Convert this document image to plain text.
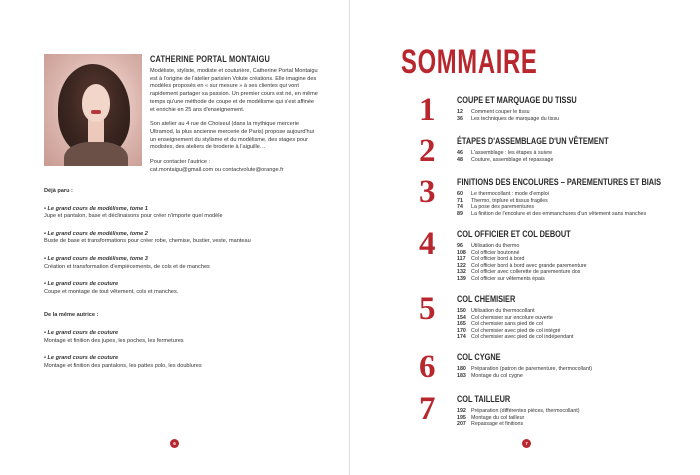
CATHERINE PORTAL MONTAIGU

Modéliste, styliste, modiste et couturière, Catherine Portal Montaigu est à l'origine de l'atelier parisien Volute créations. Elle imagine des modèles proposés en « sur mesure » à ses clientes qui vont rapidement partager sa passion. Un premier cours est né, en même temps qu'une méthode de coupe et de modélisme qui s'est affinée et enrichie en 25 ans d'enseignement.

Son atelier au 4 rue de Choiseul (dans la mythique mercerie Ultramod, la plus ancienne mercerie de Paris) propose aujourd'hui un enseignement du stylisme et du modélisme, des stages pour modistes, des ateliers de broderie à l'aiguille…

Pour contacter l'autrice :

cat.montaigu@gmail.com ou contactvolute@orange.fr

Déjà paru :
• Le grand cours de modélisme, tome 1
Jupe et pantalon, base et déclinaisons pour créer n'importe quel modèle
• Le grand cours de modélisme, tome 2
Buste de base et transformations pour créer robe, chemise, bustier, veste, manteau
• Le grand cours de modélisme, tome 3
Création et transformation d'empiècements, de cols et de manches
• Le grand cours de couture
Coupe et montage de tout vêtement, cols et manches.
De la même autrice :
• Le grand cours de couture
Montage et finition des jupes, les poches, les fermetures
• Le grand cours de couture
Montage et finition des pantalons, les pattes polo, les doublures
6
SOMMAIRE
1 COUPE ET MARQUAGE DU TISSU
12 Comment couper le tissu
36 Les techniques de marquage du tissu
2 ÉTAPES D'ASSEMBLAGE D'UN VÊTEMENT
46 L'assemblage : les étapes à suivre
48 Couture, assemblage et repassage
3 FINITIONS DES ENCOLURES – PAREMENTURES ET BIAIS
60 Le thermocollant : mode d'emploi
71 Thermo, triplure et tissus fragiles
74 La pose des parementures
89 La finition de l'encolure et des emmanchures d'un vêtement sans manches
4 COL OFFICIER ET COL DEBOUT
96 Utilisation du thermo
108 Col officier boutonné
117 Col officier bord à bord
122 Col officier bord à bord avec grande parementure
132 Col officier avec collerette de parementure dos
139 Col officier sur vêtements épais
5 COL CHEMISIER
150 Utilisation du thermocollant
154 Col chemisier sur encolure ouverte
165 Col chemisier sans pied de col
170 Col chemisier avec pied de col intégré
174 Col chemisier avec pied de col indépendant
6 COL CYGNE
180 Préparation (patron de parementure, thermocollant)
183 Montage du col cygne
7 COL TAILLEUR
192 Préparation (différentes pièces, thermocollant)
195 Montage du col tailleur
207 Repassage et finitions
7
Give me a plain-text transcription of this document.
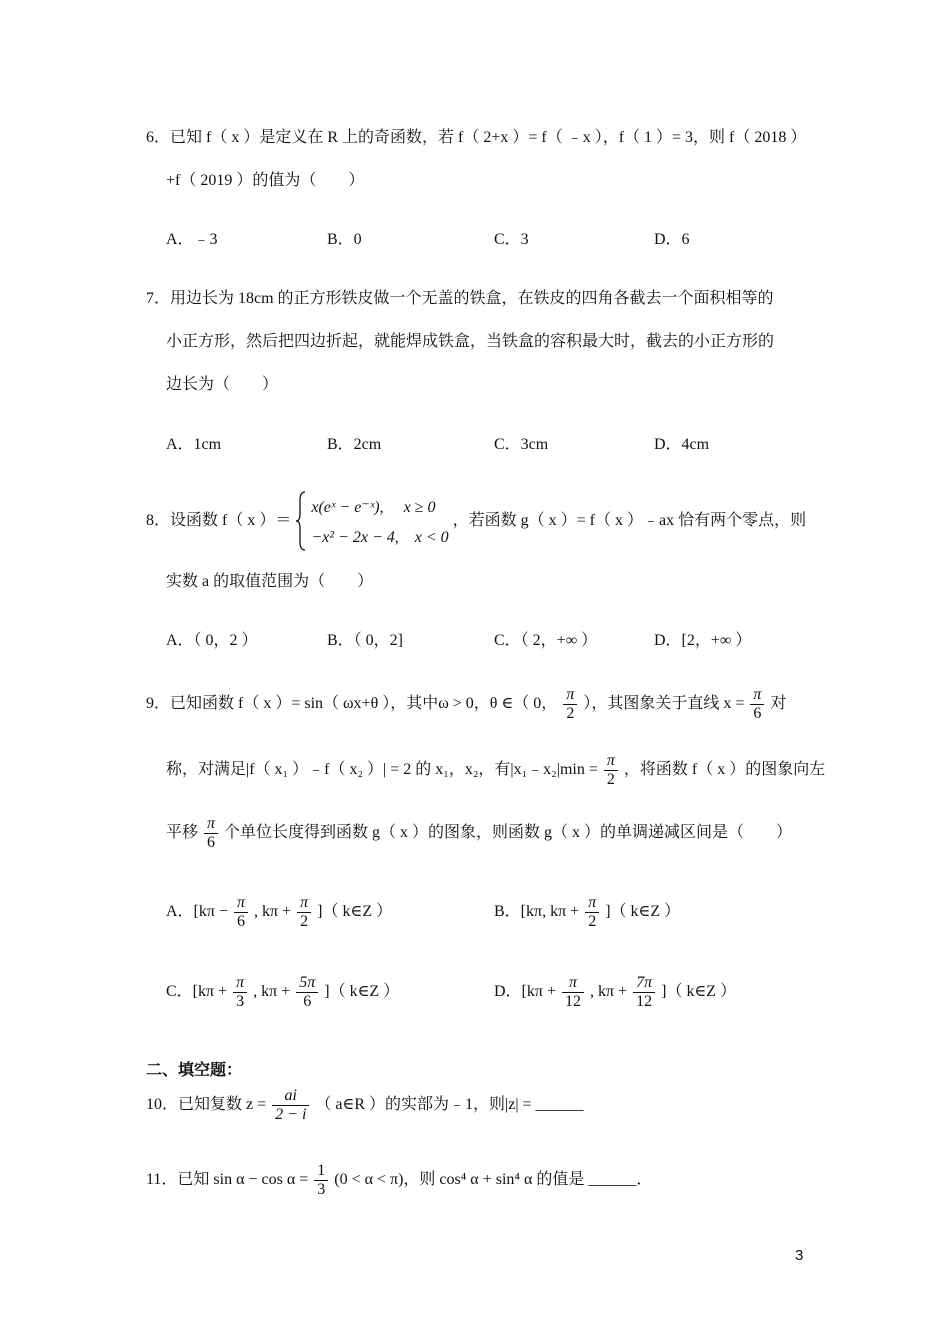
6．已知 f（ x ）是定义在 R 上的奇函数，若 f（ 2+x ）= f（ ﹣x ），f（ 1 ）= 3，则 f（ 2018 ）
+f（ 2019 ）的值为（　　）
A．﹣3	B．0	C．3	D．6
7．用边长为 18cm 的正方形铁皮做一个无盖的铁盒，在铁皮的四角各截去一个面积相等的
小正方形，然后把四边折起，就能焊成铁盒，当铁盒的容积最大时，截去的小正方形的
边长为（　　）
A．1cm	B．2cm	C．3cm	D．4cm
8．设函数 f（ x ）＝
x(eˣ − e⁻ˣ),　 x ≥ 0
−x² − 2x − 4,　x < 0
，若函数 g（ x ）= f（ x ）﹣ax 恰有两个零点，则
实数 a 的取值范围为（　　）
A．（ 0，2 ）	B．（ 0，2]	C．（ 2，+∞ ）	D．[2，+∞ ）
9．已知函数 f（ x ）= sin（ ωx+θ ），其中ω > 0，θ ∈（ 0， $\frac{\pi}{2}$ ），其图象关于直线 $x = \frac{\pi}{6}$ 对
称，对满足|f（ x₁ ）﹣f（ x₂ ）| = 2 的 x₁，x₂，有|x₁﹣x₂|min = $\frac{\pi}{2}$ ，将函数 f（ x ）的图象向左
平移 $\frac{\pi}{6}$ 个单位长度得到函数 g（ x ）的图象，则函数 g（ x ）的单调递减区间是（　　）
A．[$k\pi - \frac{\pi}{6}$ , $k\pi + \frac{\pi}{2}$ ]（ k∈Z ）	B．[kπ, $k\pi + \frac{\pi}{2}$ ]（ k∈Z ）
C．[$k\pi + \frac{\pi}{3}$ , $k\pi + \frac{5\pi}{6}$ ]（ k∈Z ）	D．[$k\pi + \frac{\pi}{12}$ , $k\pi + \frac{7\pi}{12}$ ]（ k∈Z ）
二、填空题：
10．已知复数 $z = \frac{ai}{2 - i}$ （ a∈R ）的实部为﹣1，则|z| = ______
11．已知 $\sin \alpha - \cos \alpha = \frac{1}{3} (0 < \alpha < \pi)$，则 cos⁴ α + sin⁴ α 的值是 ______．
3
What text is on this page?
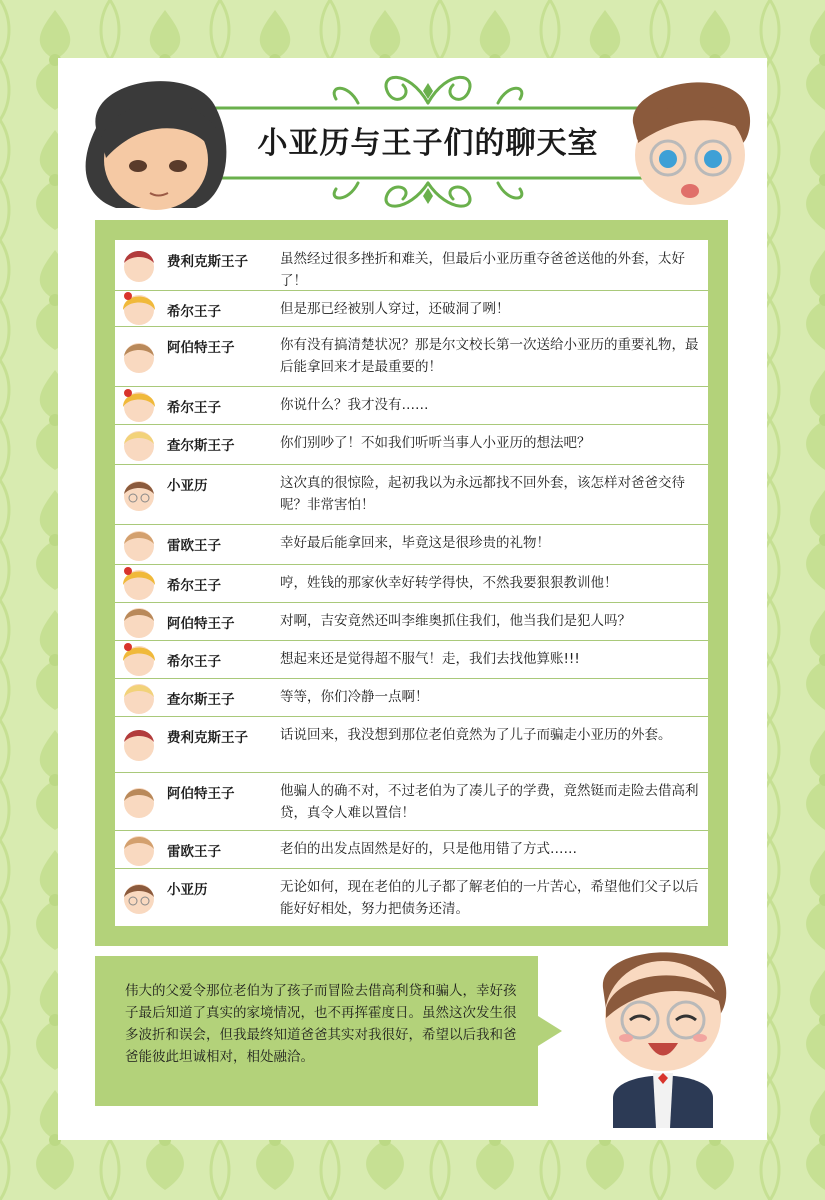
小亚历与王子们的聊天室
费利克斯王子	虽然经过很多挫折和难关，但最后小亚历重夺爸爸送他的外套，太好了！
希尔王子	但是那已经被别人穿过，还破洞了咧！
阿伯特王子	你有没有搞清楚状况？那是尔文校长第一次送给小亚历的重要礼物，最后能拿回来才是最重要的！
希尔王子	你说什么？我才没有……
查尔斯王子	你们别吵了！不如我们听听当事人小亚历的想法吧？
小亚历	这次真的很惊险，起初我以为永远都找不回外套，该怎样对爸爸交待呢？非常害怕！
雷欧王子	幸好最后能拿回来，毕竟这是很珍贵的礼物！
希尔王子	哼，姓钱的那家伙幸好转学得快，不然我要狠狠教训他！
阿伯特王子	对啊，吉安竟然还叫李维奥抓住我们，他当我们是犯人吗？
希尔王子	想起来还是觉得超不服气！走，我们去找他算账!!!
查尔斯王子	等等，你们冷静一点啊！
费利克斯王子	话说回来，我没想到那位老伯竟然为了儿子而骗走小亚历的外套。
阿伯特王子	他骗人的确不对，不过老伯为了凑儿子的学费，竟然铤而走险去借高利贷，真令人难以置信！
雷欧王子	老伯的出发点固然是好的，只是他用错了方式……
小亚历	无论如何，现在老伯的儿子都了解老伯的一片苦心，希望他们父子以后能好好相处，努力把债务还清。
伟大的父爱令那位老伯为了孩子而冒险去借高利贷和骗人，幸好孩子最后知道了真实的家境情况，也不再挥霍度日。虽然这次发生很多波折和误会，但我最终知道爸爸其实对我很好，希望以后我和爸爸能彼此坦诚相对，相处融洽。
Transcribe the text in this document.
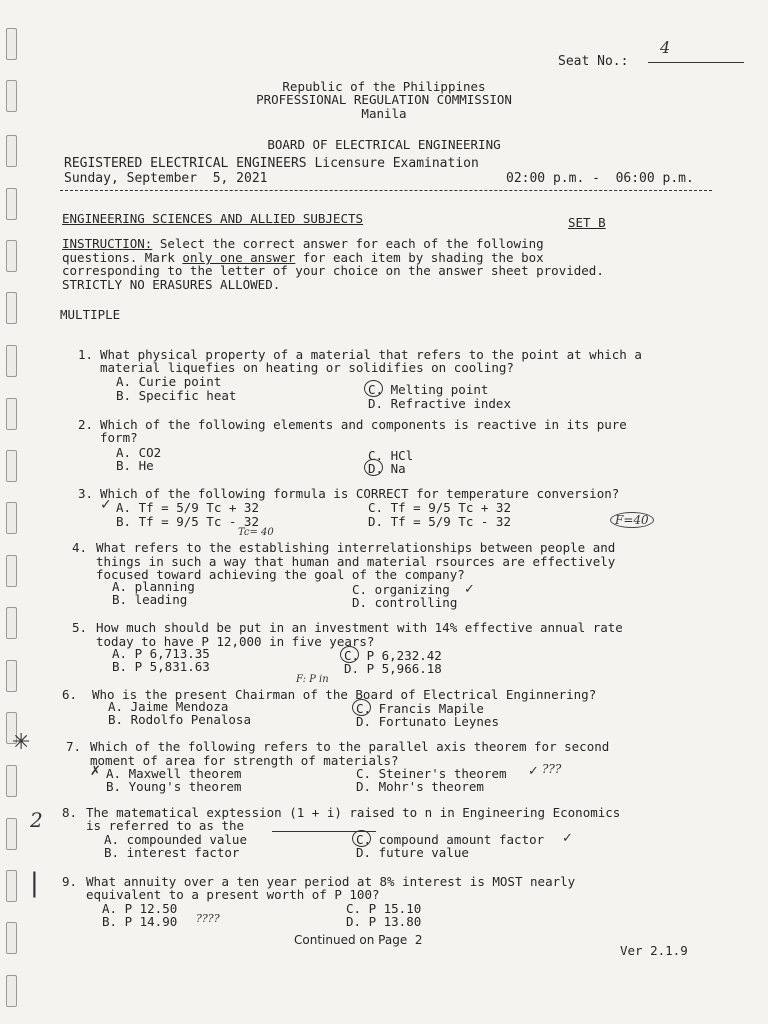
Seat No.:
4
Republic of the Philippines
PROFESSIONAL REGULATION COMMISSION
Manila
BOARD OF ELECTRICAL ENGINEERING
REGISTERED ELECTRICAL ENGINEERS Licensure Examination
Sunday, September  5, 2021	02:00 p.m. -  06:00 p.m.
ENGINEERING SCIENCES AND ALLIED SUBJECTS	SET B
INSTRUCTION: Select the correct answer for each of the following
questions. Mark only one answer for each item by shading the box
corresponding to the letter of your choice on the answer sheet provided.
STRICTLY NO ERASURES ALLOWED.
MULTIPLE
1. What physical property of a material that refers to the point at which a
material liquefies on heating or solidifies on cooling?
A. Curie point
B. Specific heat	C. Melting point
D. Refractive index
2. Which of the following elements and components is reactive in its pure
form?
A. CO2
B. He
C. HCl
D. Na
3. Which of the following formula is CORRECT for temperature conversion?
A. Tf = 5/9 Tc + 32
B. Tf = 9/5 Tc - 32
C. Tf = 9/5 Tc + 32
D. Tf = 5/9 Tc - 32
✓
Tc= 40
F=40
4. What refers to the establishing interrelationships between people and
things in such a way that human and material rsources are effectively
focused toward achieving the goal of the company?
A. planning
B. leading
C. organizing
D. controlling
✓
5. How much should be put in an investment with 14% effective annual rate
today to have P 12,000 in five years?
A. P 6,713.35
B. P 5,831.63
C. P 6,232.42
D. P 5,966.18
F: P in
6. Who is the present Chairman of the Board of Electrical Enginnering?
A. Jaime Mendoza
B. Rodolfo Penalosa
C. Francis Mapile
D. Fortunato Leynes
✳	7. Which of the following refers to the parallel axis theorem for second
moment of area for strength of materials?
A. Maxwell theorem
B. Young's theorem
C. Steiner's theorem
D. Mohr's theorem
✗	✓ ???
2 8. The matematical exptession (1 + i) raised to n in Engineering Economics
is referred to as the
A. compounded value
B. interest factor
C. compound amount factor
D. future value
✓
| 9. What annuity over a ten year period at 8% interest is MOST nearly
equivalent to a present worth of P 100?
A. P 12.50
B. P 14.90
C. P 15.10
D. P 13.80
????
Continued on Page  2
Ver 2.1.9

==============================

* WRITTEN PROBLEM: Where a line of the material above holds the string "tome", copy that line.

* THE COMPLETED TASK:
• Le grand cours de modélisme, tome 1
• Le grand cours de modélisme, tome 2
• Le grand cours de modélisme, tome 3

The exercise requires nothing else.